Chart and figure data
** Start **
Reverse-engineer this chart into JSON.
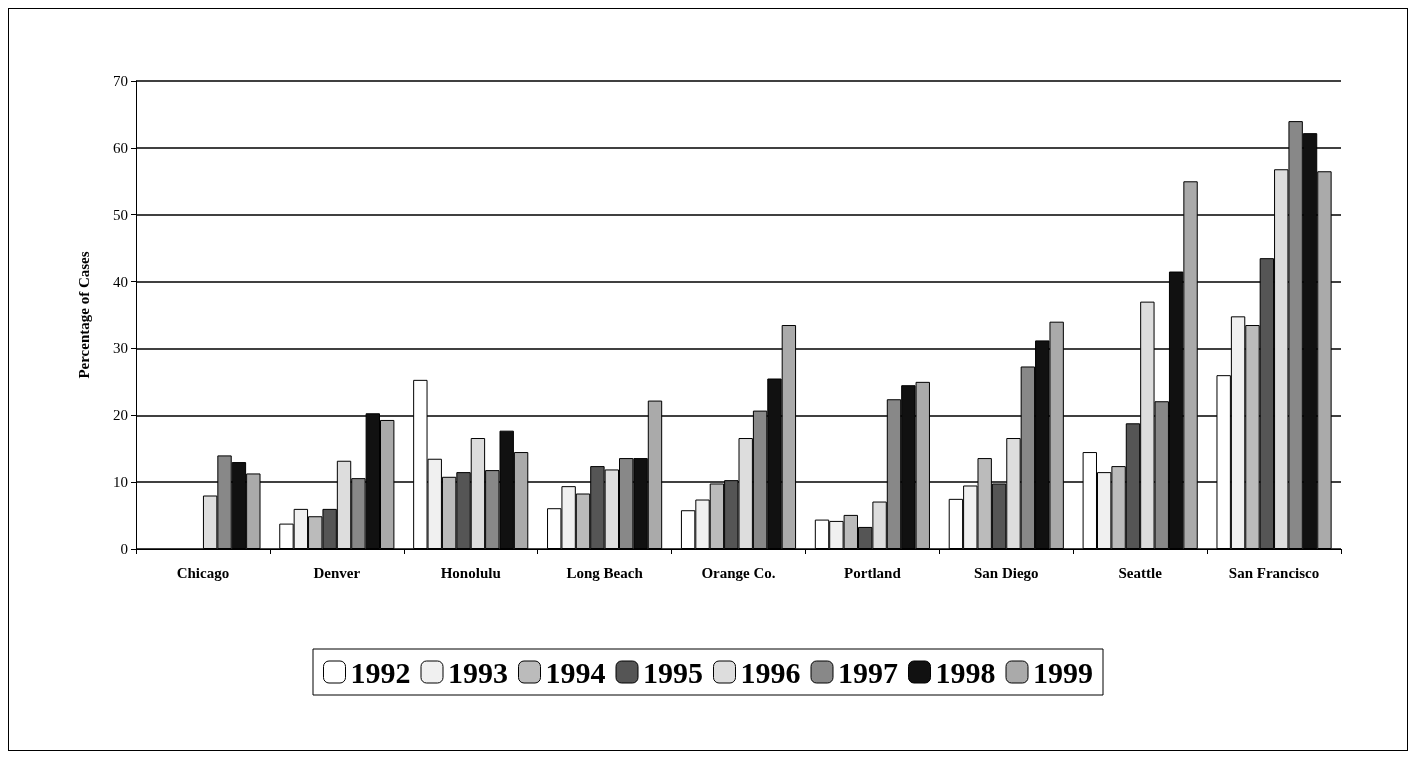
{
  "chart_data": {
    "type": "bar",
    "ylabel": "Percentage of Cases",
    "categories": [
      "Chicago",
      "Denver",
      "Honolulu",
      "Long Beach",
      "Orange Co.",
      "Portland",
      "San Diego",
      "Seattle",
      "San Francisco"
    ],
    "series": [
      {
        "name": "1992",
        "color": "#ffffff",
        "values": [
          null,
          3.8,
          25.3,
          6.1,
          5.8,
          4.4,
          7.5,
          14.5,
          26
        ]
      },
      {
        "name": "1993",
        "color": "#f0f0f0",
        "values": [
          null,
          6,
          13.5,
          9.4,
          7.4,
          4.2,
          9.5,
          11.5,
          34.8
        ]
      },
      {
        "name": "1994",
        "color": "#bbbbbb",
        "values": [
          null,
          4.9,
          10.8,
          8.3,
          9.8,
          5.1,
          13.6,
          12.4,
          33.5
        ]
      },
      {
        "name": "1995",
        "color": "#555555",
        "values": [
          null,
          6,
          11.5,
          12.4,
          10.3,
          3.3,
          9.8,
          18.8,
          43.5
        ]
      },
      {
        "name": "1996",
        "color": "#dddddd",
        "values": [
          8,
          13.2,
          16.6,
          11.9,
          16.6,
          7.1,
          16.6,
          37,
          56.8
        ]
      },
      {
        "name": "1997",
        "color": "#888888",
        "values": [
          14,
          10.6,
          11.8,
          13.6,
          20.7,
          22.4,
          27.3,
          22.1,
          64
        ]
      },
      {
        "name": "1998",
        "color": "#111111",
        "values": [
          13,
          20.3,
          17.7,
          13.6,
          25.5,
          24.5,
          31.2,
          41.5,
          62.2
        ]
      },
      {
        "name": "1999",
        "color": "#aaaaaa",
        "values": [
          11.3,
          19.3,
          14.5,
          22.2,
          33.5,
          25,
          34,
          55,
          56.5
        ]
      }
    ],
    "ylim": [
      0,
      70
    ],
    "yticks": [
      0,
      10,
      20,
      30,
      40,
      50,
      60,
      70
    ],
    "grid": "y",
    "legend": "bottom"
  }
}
** End **
** Start **
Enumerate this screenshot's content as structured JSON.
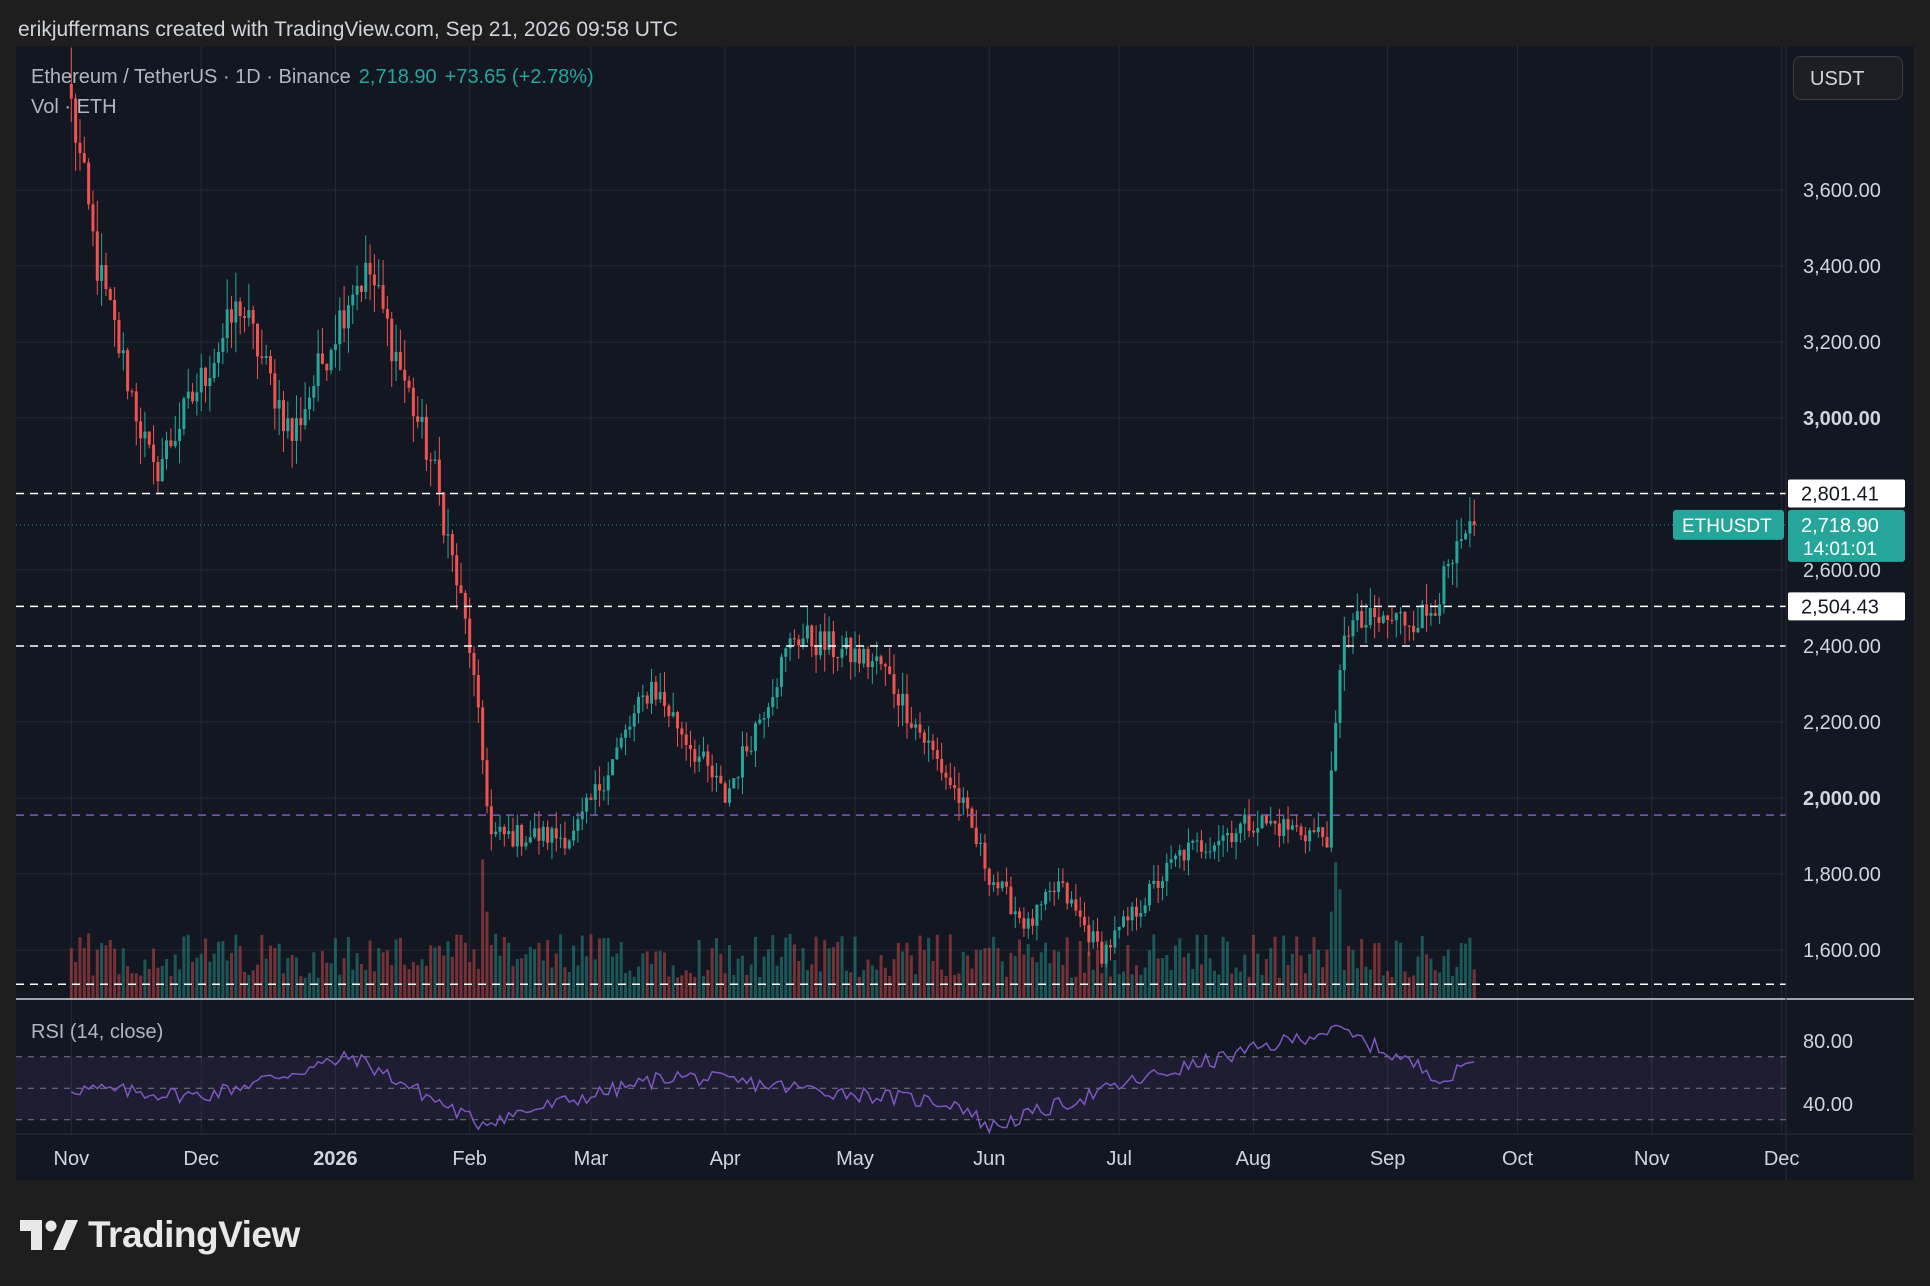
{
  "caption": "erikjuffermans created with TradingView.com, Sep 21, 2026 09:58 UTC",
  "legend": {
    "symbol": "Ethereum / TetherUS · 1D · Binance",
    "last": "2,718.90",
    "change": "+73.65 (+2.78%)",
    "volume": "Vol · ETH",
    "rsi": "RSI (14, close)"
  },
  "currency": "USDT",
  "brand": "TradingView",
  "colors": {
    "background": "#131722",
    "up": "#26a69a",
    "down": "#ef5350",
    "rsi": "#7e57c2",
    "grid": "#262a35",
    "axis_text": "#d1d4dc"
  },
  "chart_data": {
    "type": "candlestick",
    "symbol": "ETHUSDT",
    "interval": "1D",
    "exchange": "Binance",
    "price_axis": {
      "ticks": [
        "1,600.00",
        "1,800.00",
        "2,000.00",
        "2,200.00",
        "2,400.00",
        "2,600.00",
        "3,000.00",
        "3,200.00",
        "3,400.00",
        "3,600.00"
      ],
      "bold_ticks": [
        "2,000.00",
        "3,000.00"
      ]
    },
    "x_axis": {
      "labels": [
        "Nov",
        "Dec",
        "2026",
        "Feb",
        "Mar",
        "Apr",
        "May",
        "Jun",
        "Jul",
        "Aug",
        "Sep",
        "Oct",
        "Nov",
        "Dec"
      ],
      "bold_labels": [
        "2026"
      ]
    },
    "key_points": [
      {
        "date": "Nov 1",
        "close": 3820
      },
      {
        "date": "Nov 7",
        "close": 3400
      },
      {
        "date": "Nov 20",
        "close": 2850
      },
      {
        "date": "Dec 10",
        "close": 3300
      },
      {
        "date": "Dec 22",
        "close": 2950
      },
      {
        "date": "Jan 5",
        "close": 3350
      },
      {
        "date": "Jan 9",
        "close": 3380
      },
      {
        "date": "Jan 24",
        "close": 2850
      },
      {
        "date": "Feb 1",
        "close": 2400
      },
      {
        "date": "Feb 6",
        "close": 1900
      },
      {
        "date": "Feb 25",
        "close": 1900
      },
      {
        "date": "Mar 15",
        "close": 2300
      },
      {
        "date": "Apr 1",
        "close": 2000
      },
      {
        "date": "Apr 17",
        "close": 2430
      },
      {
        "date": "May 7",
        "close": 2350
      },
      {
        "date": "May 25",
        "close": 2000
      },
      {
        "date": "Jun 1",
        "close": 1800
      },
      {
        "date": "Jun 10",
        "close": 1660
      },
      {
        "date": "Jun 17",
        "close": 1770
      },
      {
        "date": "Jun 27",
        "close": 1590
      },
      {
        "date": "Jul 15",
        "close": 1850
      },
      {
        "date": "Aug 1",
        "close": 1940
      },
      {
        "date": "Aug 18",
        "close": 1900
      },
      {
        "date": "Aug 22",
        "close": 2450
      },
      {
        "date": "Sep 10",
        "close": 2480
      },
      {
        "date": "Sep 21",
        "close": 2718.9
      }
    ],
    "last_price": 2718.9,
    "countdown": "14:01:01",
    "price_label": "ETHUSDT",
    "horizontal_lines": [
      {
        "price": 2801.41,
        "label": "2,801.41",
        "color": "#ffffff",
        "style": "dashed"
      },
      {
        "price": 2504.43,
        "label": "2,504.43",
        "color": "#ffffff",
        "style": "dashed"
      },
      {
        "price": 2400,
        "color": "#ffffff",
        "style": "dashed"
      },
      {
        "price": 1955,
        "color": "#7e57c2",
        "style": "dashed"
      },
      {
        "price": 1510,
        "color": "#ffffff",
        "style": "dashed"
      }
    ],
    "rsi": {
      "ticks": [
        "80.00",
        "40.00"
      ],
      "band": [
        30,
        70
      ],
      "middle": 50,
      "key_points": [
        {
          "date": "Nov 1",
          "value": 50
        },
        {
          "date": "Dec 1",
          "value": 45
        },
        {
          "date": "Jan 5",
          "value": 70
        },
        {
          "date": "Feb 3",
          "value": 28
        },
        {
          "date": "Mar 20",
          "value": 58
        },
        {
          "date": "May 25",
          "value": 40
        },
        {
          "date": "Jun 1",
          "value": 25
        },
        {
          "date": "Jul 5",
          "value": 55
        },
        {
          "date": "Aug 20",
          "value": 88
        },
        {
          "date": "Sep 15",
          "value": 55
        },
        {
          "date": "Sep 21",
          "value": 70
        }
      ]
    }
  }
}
** End **
* **WHAT TO PRODUCE**
Lines containing the string "this" should be counted; reply with their number and nothing more.

* **SOLUTION TO THE EXERCISE**
2